CONSIGNE 1:
Présentez sous forme de tableau Markdown les lignes des enregistrements, de la ligne contenant « publish-button-label: Publish bbox=[408, 89, 461, 106] » à celle contenant « table-row: 1 Userproducts », ces deux lignes incluses et les lignes vides omises. Intitulez les colonnes « Rang » pour le numéro de ligne et « Contenu » pour la ligne elle-même.

EXTRAIT DU TEXTE:
---*---
Récompensé au Festival d’Annecy, le dernier film du réalisateur sort sur les écrans le 2 septembre. L’occasion de découvrir un personnage haut en couleur : Katsushika O-Ei, fille du maître des estampes Hokusai et symbole d’Edo, période historique riche pour le pays.
Son nouveau film était très attendu. Après cinq ans d’absence dans le monde de l’animation, Hara Keiichi est revenu avec Miss Hokusai (Surusuberi – Miss Hokusai), une œuvre forte sur laquelle il s’est confié à Zoom Japon.
Comment le projet de Miss Hokusai vous est arrivé entre les mains ?
Hara Keiichi : J’étais fan de l’œuvre de Sugiura Hinako depuis de très nombreuses années. Un jour, Ishikawa Mitsuhisa, le patron du studio I.G. Production, m’a proposé de réaliser Miss Hokusai. C’est comme ça que j’ai pu réaliser ce film.
En 2013, vous avez réalisé un film en prises de vue réelles, Hajimari no michi. Grâce à cette expérience, n’avez-vous pas été tenté de tourner Miss Hokusai de cette façon ou était-ce une volonté de I.G. Production de le faire sous forme animée ?
H. K. : Puisque la proposition venait de I.G. production qui est un studio d’animation, je ne me voyais pas leur proposer un film en prises de vue réelles. Par ailleurs, s’agissant de Miss Hokusai, je pensais que la forme animée était plus pertinente.
Combien de temps a pris l’élaboration du projet lui-même ?
H. K. : Trois ans.
---*---
SUPPORT DE TRAVAIL:
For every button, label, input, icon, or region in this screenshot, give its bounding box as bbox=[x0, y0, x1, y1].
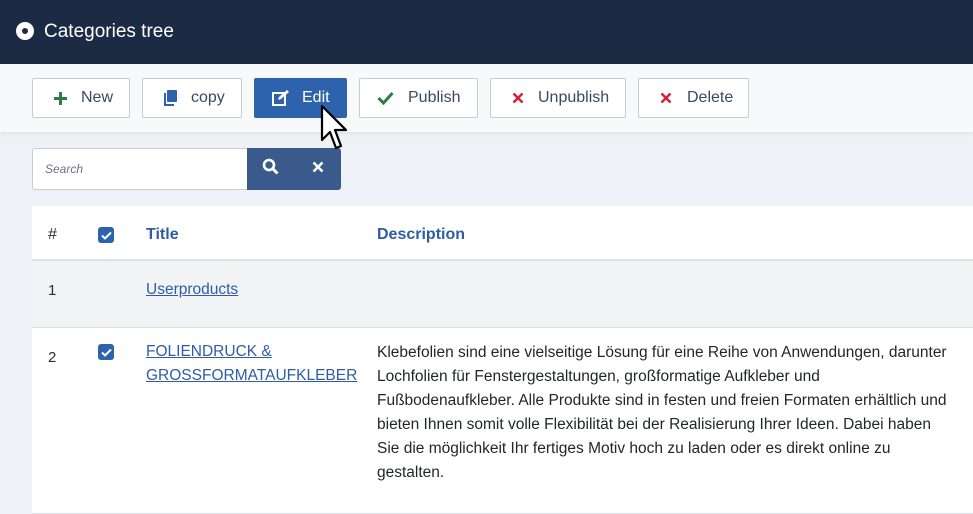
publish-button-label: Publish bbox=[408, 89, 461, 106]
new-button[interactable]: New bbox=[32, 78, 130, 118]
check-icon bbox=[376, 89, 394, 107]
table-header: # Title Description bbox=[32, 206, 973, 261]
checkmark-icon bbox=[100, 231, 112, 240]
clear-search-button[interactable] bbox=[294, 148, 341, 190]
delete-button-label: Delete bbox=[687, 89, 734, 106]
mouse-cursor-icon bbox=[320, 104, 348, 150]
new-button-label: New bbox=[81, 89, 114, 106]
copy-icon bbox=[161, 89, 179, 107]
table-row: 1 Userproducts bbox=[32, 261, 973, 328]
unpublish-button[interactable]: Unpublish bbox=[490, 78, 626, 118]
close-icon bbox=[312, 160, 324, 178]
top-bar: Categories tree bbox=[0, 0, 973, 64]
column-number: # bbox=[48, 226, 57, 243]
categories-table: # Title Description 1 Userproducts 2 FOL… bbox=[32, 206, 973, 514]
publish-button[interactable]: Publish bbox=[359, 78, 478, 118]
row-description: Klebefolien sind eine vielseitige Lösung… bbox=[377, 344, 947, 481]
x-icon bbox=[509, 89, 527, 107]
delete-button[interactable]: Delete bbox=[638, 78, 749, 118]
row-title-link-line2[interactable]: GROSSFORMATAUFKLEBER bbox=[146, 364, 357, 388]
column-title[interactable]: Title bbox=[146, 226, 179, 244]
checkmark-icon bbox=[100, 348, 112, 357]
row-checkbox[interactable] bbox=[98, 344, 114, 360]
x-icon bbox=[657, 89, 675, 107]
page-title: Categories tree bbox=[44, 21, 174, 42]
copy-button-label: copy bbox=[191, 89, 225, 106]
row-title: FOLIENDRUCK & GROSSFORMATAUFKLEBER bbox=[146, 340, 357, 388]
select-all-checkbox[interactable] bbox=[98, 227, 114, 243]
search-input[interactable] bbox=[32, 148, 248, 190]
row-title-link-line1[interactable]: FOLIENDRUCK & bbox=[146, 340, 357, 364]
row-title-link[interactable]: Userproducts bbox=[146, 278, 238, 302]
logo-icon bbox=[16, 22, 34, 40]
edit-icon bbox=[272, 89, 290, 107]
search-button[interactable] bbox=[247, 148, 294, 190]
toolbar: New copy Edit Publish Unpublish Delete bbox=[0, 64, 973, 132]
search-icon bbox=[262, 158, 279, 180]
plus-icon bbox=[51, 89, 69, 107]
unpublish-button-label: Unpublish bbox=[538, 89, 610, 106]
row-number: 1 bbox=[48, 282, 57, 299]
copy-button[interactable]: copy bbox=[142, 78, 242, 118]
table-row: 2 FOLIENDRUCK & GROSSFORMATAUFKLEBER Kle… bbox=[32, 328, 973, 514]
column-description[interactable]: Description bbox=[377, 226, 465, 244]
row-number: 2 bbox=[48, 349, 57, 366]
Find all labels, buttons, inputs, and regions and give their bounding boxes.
---*---
CONSIGNE 2:
Reproduisez le passage de l'entretien sur Miss Hokusai allant de « Son nouveau film » à « forme animée ? », en substituant « Production I.G » à « I.G. Production ».

RÉPONSE PROPOSÉE 1:
| Rang | Contenu |
|---|---|
| 1 | publish-button-label: Publish bbox=[408, 89, 461, 106] |
| 2 | new-button[interactable]: New bbox=[32, 78, 130, 118] |
| 3 | check-icon bbox=[376, 89, 394, 107] |
| 4 | table-header: # Title Description bbox=[32, 206, 973, 261] |
| 5 | checkmark-icon bbox=[100, 231, 112, 240] |
| 6 | clear-search-button[interactable] bbox=[294, 148, 341, 190] |
| 7 | delete-button-label: Delete bbox=[687, 89, 734, 106] |
| 8 | mouse-cursor-icon bbox=[320, 104, 348, 150] |
| 9 | new-button-label: New bbox=[81, 89, 114, 106] |
| 10 | copy-icon bbox=[161, 89, 179, 107] |
| 11 | table-row: 1 Userproducts bbox=[32, 261, 973, 328] |

RÉPONSE PROPOSÉE 2:
Son nouveau film était très attendu. Après cinq ans d’absence dans le monde de l’animation, Hara Keiichi est revenu avec Miss Hokusai (Surusuberi – Miss Hokusai), une œuvre forte sur laquelle il s’est confié à Zoom Japon.
Comment le projet de Miss Hokusai vous est arrivé entre les mains ?
Hara Keiichi : J’étais fan de l’œuvre de Sugiura Hinako depuis de très nombreuses années. Un jour, Ishikawa Mitsuhisa, le patron du studio Production I.G, m’a proposé de réaliser Miss Hokusai. C’est comme ça que j’ai pu réaliser ce film.
En 2013, vous avez réalisé un film en prises de vue réelles, Hajimari no michi. Grâce à cette expérience, n’avez-vous pas été tenté de tourner Miss Hokusai de cette façon ou était-ce une volonté de Production I.G de le faire sous forme animée ?